BEGIN Supplied data

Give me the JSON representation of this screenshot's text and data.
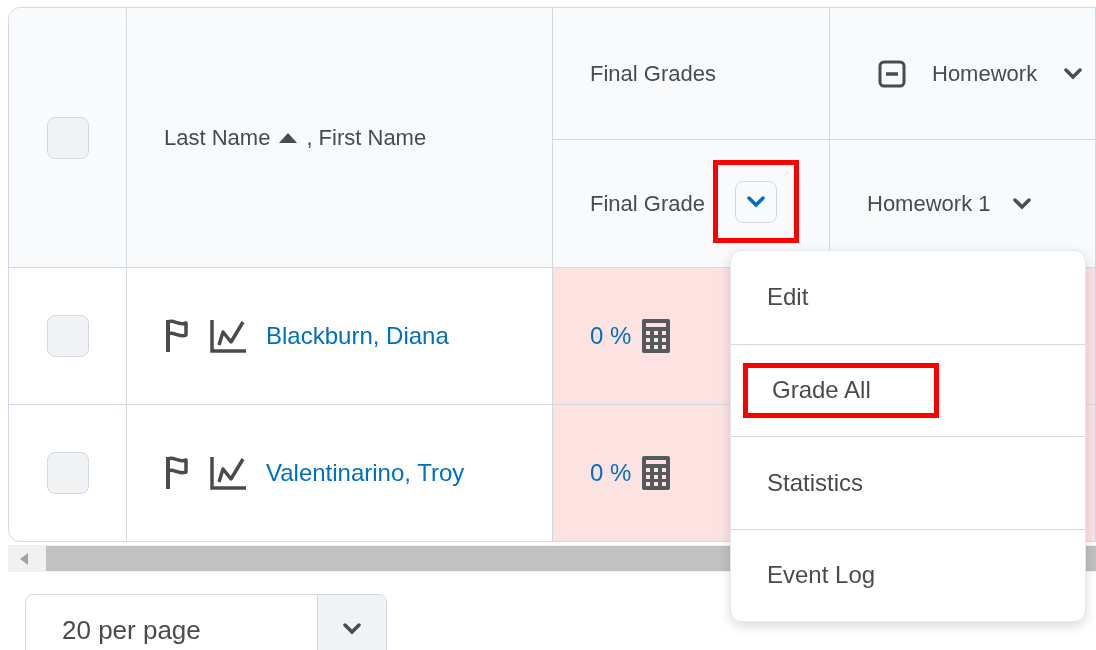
{
  "table": {
    "select_all": {
      "checked": false
    },
    "name_header": {
      "label": "Last Name",
      "sort_ascending": true,
      "suffix": ", First Name"
    },
    "groups": [
      {
        "label": "Final Grades"
      },
      {
        "label": "Homework",
        "expanded": true
      }
    ],
    "columns": [
      {
        "label": "Final Grade",
        "highlighted": true
      },
      {
        "label": "Homework 1",
        "highlighted": false
      }
    ],
    "rows": [
      {
        "checked": false,
        "name": "Blackburn, Diana",
        "grade": "0 %"
      },
      {
        "checked": false,
        "name": "Valentinarino, Troy",
        "grade": "0 %"
      }
    ]
  },
  "menu": {
    "items": [
      {
        "label": "Edit",
        "highlighted": false
      },
      {
        "label": "Grade All",
        "highlighted": true
      },
      {
        "label": "Statistics",
        "highlighted": false
      },
      {
        "label": "Event Log",
        "highlighted": false
      }
    ]
  },
  "pager": {
    "value": "20 per page"
  }
}
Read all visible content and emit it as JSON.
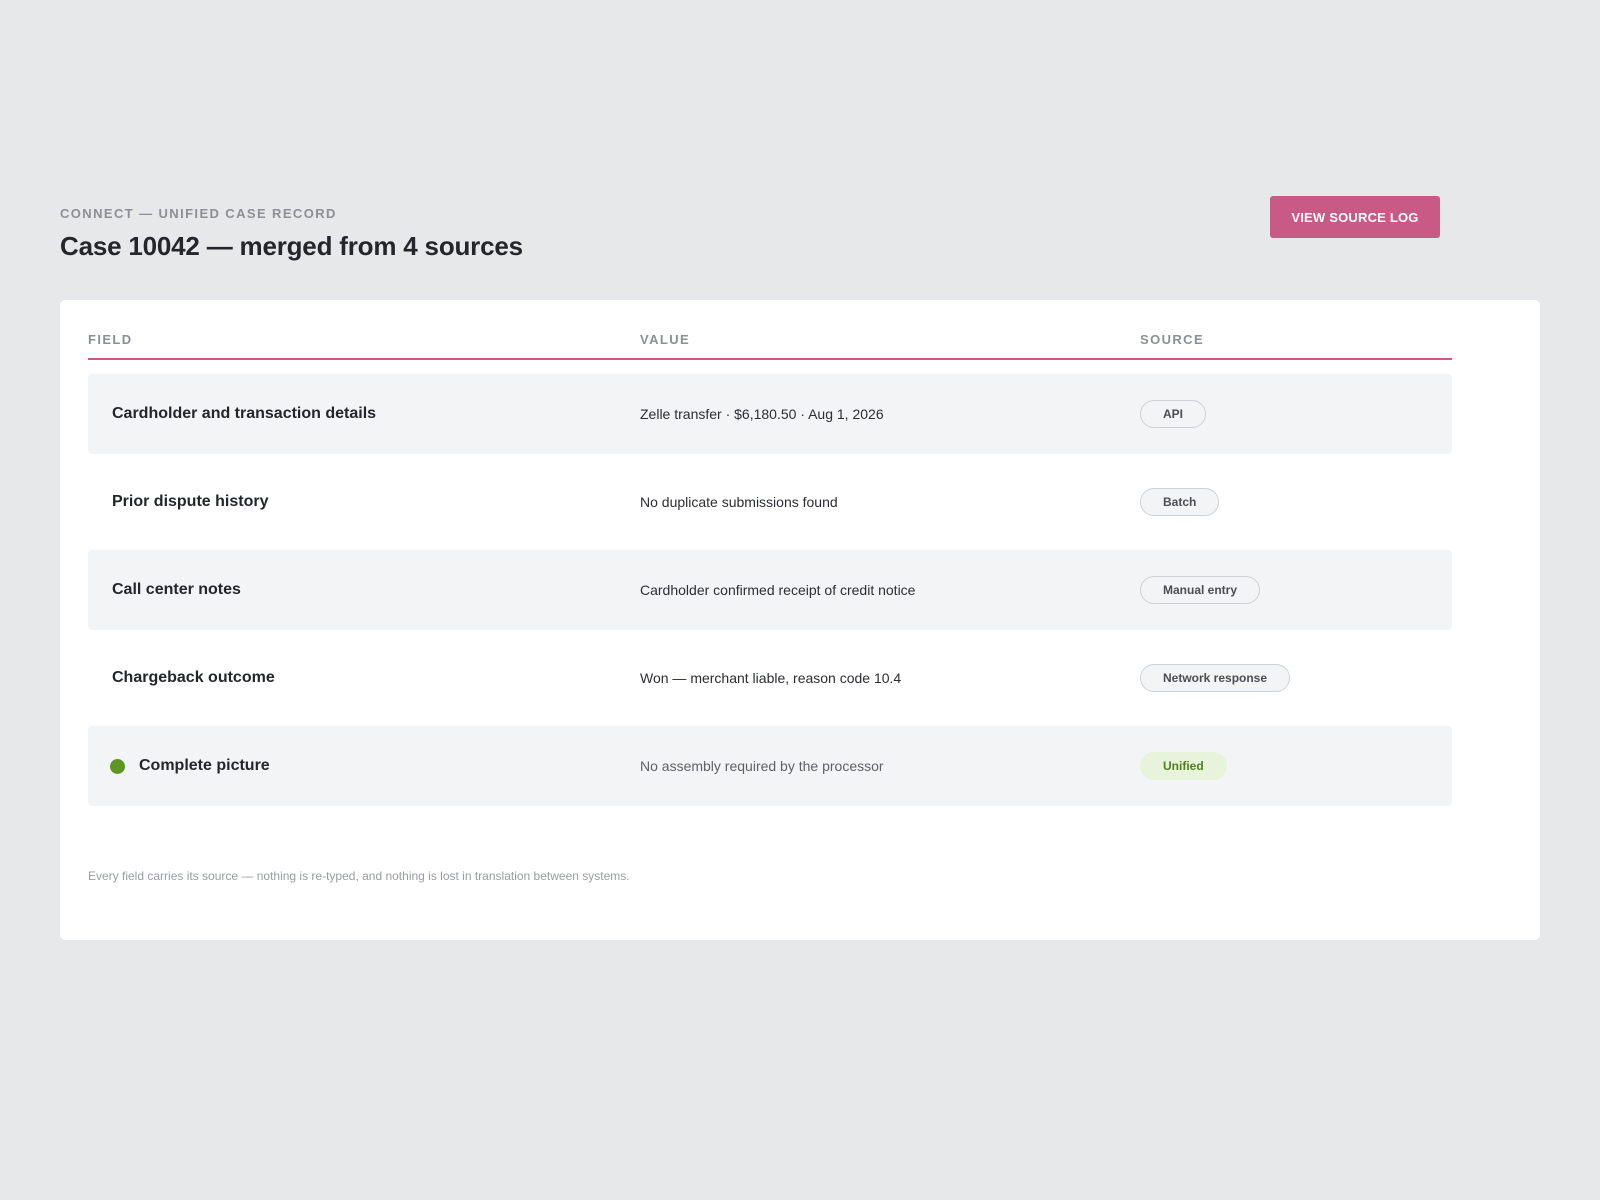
{
  "header": {
    "eyebrow": "CONNECT — UNIFIED CASE RECORD",
    "title": "Case 10042 — merged from 4 sources",
    "action_label": "VIEW SOURCE LOG"
  },
  "table": {
    "columns": [
      "FIELD",
      "VALUE",
      "SOURCE"
    ],
    "rows": [
      {
        "field": "Cardholder and transaction details",
        "value": "Zelle transfer · $6,180.50 · Aug 1, 2026",
        "source": "API"
      },
      {
        "field": "Prior dispute history",
        "value": "No duplicate submissions found",
        "source": "Batch"
      },
      {
        "field": "Call center notes",
        "value": "Cardholder confirmed receipt of credit notice",
        "source": "Manual entry"
      },
      {
        "field": "Chargeback outcome",
        "value": "Won — merchant liable, reason code 10.4",
        "source": "Network response"
      },
      {
        "field": "Complete picture",
        "value": "No assembly required by the processor",
        "source": "Unified"
      }
    ]
  },
  "footnote": "Every field carries its source — nothing is re-typed, and nothing is lost in translation between systems.",
  "colors": {
    "accent": "#c95a86",
    "background": "#e7e8ea",
    "card": "#ffffff",
    "row_shade": "#f3f4f5",
    "status_green": "#5e9624",
    "unified_pill_bg": "#e8f3db",
    "unified_pill_text": "#4f7f1f"
  }
}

END Supplied data

Problem statement >>
All of the records above must be copied exactly, except for the pictures.

Reply to the task >>
Give me the JSON representation of this screenshot's text and data.
{
  "table": {
    "select_all": {
      "checked": false
    },
    "name_header": {
      "label": "Last Name",
      "sort_ascending": true,
      "suffix": ", First Name"
    },
    "groups": [
      {
        "label": "Final Grades"
      },
      {
        "label": "Homework",
        "expanded": true
      }
    ],
    "columns": [
      {
        "label": "Final Grade",
        "highlighted": true
      },
      {
        "label": "Homework 1",
        "highlighted": false
      }
    ],
    "rows": [
      {
        "checked": false,
        "name": "Blackburn, Diana",
        "grade": "0 %"
      },
      {
        "checked": false,
        "name": "Valentinarino, Troy",
        "grade": "0 %"
      }
    ]
  },
  "menu": {
    "items": [
      {
        "label": "Edit",
        "highlighted": false
      },
      {
        "label": "Grade All",
        "highlighted": true
      },
      {
        "label": "Statistics",
        "highlighted": false
      },
      {
        "label": "Event Log",
        "highlighted": false
      }
    ]
  },
  "pager": {
    "value": "20 per page"
  }
}
Read all visible content and emit it as JSON.
{
  "header": {
    "eyebrow": "CONNECT — UNIFIED CASE RECORD",
    "title": "Case 10042 — merged from 4 sources",
    "action_label": "VIEW SOURCE LOG"
  },
  "table": {
    "columns": [
      "FIELD",
      "VALUE",
      "SOURCE"
    ],
    "rows": [
      {
        "field": "Cardholder and transaction details",
        "value": "Zelle transfer · $6,180.50 · Aug 1, 2026",
        "source": "API"
      },
      {
        "field": "Prior dispute history",
        "value": "No duplicate submissions found",
        "source": "Batch"
      },
      {
        "field": "Call center notes",
        "value": "Cardholder confirmed receipt of credit notice",
        "source": "Manual entry"
      },
      {
        "field": "Chargeback outcome",
        "value": "Won — merchant liable, reason code 10.4",
        "source": "Network response"
      },
      {
        "field": "Complete picture",
        "value": "No assembly required by the processor",
        "source": "Unified"
      }
    ]
  },
  "footnote": "Every field carries its source — nothing is re-typed, and nothing is lost in translation between systems.",
  "colors": {
    "accent": "#c95a86",
    "background": "#e7e8ea",
    "card": "#ffffff",
    "row_shade": "#f3f4f5",
    "status_green": "#5e9624",
    "unified_pill_bg": "#e8f3db",
    "unified_pill_text": "#4f7f1f"
  }
}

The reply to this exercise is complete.